▶ [Challenge 1]:
In the passage about being close to the Pope, how many tests did the writer correct every month in Mexico?

▶ [Quoted text]:
──────

I loved being close to the Pope
I studied philosophy. I loved being close to the Pope,
the cardinals, and the bishops. I liked it when they
came to celebrate Mass or give a talk, and I
liked to go to different events with the Pope. I
really learned to love the Church.
Afterwards I went to Mexico
to help out as a dean of discipline of the
middle school of CEYCA, and later as a teacher of
Catholic formation for the boys in middle school and high
school. Each week I gave 24 hours of classes, and
I corrected 500 tests every month. In Mexico I had
the grace to share meals with our founder. He always
had time to listen to us. At one lunch, thanks
to a conversation with him, I understood the important role
of informing people’s consciences, especially in my case with the
boys in the classes I taught. In those years I
also understood that each person is different and has his
or her moments. You have to know how to interpret
what the boys wanted to tell you, why they made
certain comments, and later see how to help them in
their concrete situation. I don’t think I always achieved the
objective, but thanks to God with some I did, and
I am still in contact with them to help them.

──────

▶ [Supplied data]:
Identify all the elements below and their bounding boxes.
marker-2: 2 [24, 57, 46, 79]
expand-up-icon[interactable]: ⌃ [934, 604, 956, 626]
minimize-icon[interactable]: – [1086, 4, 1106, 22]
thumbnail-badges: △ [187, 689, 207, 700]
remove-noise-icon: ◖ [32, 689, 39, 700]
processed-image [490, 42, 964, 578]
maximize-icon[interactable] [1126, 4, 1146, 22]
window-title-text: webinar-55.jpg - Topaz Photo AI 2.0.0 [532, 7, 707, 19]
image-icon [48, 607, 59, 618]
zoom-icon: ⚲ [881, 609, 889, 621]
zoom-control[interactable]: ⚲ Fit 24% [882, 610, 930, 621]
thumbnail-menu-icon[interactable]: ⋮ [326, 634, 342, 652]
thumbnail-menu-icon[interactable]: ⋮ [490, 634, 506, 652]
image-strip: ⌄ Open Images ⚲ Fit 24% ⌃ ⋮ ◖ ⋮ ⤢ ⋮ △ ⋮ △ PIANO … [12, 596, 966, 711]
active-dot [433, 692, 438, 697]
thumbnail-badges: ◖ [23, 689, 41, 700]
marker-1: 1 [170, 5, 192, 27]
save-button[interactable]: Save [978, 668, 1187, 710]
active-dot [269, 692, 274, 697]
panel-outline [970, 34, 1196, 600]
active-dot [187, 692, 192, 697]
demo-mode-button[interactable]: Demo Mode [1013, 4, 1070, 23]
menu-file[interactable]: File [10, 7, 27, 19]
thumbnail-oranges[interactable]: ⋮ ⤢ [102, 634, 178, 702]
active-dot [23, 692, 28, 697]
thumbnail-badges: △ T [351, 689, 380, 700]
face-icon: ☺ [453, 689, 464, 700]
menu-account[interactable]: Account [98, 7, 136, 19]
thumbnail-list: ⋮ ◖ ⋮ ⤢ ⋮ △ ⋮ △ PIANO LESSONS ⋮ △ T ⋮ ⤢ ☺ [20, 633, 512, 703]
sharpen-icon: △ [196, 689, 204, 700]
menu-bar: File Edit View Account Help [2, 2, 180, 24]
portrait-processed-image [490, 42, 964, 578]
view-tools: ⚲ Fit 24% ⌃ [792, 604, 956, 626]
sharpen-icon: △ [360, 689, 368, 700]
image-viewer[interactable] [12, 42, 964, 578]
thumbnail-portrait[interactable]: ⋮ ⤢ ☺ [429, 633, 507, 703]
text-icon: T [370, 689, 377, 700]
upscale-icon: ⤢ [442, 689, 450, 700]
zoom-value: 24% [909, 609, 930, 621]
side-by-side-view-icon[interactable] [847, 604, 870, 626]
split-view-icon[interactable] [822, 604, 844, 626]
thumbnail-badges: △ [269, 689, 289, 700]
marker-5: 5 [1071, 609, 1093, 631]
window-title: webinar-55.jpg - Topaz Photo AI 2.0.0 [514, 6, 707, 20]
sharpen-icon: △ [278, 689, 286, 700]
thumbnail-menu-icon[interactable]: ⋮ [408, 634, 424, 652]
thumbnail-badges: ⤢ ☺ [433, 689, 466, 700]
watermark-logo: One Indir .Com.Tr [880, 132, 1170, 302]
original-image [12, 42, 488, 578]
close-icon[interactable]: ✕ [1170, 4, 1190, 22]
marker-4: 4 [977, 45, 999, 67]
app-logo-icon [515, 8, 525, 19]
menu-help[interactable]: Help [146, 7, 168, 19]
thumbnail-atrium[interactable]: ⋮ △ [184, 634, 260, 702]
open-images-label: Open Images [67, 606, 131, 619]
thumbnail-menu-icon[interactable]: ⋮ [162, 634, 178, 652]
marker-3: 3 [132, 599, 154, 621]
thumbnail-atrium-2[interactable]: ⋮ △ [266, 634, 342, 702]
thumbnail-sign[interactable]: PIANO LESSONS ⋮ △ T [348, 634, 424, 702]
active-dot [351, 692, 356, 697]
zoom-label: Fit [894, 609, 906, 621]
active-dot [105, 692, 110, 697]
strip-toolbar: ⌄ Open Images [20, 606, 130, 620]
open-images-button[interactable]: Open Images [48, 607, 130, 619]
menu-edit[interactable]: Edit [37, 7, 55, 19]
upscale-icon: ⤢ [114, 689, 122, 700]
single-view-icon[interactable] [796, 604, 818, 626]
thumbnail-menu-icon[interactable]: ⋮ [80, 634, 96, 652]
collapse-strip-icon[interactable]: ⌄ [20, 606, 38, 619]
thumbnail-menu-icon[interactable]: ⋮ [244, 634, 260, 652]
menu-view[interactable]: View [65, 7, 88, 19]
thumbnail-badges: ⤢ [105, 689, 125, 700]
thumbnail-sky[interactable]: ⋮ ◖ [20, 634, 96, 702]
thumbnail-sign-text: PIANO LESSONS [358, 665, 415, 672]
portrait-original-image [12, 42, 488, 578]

──────

▶ [Challenge 2]:
Reproduce the entries verbatim from their first line through the line holding "thumbnail-badges: △ [187, 689, 207, 700]", inclusive.

▶ [Complete output 1]:
500 tests.

▶ [Complete output 2]:
Identify all the elements below and their bounding boxes.
marker-2: 2 [24, 57, 46, 79]
expand-up-icon[interactable]: ⌃ [934, 604, 956, 626]
minimize-icon[interactable]: – [1086, 4, 1106, 22]
thumbnail-badges: △ [187, 689, 207, 700]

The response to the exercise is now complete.